WORKING DATA:
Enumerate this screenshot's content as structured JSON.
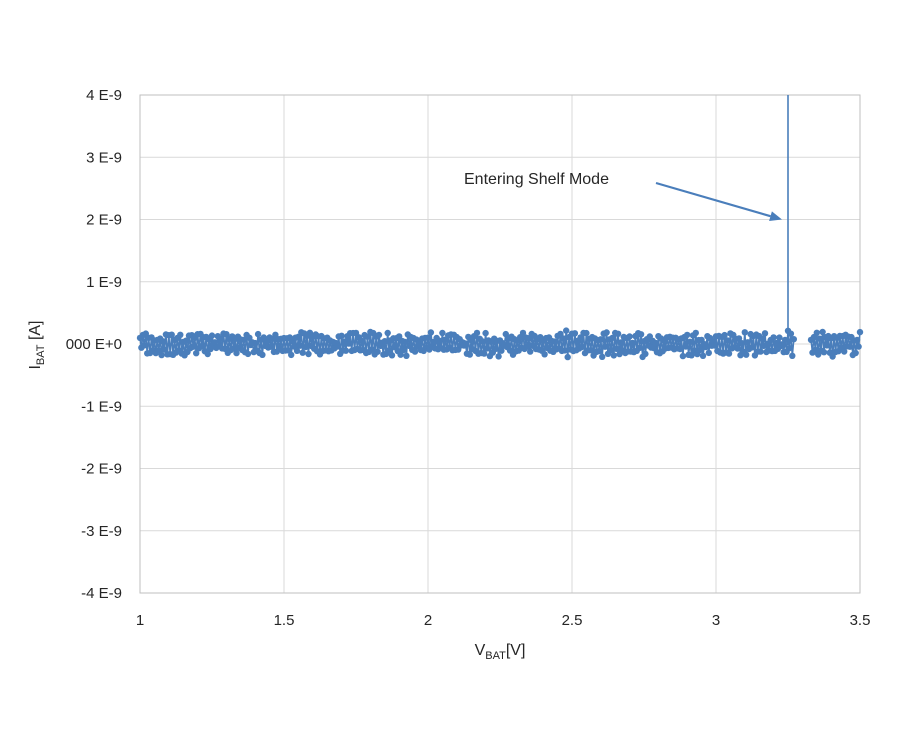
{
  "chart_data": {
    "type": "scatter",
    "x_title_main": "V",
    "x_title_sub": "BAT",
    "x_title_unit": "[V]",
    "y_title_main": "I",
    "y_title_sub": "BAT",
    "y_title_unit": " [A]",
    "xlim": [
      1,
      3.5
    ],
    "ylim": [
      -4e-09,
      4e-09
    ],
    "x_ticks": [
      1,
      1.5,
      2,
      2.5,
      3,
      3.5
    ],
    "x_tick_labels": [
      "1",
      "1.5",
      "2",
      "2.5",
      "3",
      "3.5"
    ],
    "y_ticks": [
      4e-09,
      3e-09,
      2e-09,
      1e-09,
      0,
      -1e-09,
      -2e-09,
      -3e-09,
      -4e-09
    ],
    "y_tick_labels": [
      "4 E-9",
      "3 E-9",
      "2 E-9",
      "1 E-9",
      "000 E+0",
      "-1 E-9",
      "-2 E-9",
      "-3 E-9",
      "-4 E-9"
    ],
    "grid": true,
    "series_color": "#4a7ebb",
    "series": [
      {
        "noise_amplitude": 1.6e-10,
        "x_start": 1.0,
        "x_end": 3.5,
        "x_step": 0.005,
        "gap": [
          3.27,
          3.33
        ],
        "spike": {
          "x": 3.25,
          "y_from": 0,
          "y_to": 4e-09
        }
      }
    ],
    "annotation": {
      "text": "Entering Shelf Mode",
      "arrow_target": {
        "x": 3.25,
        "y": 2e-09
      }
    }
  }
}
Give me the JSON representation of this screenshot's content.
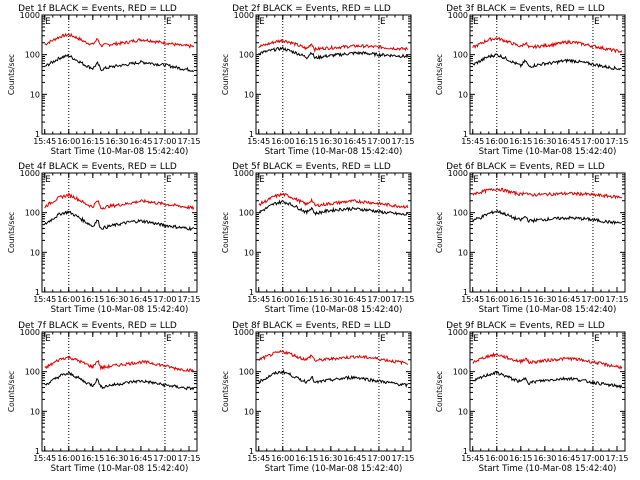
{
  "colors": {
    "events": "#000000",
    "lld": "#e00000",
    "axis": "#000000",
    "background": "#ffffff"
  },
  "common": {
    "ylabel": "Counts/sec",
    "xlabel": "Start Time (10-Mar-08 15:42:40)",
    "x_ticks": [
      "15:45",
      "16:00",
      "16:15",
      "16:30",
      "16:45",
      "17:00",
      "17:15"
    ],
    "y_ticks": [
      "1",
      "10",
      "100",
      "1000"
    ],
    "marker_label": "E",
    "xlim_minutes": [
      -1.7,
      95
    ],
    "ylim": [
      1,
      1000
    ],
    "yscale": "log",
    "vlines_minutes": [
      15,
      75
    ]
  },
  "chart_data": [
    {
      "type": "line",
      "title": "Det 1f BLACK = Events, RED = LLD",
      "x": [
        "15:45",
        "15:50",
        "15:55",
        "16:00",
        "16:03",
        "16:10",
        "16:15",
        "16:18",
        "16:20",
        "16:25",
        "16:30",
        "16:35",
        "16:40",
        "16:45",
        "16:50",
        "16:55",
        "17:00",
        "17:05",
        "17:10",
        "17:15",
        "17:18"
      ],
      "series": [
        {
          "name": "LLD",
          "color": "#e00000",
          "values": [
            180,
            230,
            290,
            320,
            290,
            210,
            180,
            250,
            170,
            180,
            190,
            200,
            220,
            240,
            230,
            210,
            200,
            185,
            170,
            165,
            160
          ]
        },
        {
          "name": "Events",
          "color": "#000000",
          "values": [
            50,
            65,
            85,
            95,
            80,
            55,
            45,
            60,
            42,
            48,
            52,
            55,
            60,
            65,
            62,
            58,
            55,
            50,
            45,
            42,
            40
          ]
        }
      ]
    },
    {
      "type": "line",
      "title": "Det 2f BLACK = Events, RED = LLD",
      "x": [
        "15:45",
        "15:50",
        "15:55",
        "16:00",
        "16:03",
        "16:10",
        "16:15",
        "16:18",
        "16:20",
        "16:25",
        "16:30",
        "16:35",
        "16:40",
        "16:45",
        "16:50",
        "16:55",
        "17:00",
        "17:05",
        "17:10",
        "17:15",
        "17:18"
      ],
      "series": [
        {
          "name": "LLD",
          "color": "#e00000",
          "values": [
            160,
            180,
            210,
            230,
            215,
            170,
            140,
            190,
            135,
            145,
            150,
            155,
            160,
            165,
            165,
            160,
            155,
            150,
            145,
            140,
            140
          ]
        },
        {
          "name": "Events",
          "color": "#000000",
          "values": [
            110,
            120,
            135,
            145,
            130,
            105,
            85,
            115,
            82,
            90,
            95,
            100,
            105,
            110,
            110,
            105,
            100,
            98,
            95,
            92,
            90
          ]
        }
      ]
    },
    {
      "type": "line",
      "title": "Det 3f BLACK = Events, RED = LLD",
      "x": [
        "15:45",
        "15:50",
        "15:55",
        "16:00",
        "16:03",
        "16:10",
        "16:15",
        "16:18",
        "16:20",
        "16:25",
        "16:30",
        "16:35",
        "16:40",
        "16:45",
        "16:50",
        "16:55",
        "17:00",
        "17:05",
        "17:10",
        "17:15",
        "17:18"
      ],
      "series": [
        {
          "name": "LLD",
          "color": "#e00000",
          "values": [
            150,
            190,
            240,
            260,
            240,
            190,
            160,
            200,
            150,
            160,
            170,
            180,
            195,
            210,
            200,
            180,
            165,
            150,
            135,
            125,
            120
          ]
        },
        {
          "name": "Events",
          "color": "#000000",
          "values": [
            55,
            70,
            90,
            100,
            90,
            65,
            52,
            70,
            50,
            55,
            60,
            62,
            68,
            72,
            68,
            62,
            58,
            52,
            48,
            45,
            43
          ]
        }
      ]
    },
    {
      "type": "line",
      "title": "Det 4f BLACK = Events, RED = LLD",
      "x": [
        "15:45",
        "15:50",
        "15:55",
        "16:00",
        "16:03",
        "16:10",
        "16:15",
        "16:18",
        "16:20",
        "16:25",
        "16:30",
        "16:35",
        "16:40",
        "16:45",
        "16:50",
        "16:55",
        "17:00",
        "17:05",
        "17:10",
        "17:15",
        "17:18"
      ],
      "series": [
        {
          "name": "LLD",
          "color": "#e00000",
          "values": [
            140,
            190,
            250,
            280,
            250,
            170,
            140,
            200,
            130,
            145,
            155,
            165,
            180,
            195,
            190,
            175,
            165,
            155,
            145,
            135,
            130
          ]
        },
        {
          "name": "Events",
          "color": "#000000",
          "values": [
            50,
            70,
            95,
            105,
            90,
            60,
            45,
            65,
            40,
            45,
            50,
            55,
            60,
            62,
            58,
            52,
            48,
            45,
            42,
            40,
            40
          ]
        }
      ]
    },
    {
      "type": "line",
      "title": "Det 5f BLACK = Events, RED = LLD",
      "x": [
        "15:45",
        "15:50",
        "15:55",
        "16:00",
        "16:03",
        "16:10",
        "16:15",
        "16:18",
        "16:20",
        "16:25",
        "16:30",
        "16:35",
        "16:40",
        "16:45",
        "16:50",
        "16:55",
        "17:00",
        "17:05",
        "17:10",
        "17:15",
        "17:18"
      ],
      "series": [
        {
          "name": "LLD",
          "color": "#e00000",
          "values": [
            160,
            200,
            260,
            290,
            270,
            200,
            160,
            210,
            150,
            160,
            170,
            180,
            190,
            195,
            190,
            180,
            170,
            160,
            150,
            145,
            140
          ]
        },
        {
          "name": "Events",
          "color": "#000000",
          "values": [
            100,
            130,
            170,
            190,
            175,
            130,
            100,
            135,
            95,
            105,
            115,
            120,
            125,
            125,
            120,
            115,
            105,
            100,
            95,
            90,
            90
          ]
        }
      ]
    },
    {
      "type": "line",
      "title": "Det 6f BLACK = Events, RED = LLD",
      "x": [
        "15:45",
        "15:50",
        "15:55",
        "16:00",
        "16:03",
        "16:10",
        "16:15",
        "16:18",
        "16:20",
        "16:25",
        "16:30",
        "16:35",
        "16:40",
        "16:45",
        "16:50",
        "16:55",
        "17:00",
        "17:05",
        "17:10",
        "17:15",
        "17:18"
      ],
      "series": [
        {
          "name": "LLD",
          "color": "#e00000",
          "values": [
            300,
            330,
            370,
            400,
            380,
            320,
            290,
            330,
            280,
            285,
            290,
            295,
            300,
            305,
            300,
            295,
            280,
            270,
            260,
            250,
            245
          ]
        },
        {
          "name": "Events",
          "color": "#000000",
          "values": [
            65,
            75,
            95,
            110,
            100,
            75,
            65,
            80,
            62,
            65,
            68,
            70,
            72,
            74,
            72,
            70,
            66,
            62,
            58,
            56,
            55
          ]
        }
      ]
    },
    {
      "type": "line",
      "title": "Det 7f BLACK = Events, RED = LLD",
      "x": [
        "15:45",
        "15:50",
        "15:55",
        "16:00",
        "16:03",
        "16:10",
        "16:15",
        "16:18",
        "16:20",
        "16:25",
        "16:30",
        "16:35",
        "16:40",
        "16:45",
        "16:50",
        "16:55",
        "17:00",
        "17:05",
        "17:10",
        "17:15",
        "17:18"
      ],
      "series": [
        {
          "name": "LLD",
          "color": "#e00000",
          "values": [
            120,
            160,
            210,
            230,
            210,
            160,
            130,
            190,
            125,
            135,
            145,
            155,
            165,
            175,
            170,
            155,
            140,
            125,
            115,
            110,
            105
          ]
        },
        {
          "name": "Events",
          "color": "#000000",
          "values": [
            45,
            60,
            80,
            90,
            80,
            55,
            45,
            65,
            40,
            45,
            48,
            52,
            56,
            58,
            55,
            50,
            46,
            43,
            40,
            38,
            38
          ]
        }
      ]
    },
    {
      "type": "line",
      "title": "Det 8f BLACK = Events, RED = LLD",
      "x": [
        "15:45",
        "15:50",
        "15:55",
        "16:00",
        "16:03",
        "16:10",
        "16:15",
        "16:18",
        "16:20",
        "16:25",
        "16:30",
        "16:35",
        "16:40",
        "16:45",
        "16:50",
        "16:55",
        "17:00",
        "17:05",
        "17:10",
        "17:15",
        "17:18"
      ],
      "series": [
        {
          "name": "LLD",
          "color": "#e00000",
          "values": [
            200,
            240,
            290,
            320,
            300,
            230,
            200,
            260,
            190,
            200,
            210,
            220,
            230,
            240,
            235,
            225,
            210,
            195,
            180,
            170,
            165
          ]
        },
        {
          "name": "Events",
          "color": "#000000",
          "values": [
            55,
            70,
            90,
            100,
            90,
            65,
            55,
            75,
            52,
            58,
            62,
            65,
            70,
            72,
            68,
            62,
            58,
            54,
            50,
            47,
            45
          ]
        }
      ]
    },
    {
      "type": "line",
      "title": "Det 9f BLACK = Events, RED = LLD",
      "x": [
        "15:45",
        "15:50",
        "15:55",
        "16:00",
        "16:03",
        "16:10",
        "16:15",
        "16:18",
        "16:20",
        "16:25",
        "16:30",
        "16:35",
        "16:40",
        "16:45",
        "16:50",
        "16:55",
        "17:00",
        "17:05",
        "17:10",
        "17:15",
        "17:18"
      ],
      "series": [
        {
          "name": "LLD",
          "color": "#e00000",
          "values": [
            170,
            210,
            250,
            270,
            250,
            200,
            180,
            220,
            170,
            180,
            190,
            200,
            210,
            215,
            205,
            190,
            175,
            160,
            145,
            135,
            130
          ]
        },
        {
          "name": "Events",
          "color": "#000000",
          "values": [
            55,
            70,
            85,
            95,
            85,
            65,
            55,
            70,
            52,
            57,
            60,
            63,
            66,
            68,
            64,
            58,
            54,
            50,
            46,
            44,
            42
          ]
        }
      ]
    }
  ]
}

---

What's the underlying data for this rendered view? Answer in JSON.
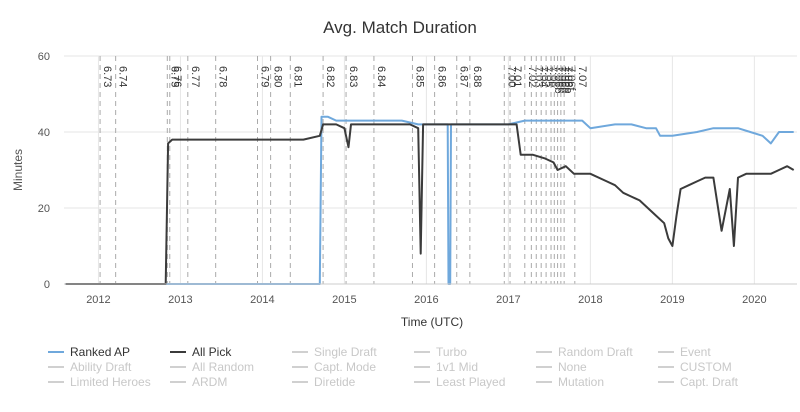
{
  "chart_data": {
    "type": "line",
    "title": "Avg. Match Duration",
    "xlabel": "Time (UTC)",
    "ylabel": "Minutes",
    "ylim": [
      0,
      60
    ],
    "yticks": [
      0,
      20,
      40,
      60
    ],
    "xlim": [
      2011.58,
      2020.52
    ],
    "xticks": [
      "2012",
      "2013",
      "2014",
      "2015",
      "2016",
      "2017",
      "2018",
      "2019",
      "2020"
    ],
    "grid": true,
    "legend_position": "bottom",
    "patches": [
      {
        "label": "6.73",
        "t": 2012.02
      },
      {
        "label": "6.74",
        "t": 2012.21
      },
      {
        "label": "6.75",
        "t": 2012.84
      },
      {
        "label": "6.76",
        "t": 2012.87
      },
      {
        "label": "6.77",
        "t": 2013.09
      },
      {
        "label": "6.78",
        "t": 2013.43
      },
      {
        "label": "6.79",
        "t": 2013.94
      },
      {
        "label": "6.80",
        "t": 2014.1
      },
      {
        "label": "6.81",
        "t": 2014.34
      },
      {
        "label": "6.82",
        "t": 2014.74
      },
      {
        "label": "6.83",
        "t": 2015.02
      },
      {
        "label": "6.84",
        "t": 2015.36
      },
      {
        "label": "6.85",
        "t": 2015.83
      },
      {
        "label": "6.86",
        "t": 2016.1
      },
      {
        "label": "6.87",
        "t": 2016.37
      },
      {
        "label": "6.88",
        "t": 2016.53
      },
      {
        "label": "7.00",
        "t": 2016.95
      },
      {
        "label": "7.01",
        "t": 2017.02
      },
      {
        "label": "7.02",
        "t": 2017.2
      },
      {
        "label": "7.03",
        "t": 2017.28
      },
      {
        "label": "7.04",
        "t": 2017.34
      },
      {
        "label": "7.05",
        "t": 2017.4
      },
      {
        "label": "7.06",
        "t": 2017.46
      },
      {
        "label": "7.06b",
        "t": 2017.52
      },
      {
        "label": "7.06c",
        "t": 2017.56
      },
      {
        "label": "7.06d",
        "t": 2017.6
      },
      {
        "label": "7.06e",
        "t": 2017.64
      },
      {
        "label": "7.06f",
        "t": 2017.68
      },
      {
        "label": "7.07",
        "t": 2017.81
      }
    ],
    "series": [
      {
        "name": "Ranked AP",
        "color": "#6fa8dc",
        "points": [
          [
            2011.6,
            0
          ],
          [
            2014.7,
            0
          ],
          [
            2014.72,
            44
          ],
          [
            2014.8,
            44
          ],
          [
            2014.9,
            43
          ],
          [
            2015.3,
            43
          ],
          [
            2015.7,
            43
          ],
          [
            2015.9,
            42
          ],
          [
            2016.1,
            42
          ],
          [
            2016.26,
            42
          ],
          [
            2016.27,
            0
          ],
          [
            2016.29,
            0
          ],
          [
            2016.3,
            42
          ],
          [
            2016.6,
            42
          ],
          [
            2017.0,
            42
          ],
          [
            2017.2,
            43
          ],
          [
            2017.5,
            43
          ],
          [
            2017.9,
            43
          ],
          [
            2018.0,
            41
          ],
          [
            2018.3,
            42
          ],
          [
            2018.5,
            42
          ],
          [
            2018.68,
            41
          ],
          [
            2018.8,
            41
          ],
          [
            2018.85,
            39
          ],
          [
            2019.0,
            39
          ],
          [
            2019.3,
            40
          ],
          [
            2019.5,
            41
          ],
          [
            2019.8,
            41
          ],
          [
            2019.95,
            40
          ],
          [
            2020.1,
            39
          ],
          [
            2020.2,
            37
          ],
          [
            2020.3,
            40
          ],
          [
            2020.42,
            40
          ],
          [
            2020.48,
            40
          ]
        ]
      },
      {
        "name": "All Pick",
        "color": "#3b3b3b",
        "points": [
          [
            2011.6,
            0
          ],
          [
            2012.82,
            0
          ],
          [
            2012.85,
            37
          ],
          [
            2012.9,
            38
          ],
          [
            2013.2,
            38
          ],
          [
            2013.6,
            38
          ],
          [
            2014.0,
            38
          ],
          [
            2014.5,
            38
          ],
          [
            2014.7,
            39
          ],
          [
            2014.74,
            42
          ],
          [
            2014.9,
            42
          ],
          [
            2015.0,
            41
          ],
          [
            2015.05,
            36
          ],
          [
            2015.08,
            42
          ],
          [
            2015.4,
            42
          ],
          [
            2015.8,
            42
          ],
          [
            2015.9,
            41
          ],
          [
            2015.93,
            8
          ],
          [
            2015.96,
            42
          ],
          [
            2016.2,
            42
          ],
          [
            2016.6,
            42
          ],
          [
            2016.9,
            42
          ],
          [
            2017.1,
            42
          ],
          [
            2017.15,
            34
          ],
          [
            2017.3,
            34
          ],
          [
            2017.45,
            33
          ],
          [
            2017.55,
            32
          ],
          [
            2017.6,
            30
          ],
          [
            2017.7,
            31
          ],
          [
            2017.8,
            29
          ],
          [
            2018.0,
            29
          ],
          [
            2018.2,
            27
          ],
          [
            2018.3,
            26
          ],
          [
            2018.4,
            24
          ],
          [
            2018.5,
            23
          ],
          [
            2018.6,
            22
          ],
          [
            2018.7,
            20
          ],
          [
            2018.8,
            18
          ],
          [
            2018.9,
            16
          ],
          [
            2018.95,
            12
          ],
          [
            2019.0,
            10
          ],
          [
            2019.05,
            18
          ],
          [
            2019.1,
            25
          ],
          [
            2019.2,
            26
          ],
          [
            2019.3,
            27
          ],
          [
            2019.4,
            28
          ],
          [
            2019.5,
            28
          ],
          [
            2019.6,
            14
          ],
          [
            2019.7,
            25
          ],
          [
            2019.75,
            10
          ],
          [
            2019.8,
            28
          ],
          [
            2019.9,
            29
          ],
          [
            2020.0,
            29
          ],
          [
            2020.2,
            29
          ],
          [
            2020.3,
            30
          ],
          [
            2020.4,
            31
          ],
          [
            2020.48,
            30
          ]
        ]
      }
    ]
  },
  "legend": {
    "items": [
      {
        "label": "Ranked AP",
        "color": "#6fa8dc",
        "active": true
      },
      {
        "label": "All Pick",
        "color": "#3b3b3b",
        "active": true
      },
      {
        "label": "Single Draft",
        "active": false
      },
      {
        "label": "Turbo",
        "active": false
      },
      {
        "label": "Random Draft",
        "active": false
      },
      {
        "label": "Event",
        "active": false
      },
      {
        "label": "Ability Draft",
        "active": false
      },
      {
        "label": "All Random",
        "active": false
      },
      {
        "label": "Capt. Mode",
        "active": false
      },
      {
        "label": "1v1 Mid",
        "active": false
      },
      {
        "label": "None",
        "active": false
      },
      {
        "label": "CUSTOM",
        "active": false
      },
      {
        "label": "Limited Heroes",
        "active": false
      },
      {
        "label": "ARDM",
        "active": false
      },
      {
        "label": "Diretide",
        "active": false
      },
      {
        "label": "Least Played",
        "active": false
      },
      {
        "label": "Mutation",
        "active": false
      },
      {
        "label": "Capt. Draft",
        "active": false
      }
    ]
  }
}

CHALLENGE: Copy every line that contains the string "screenshot".

EXERCISE SOLUTION:
Enumerate this screenshot's content as structured JSON.
Give me the JSON representation of this screenshot's content.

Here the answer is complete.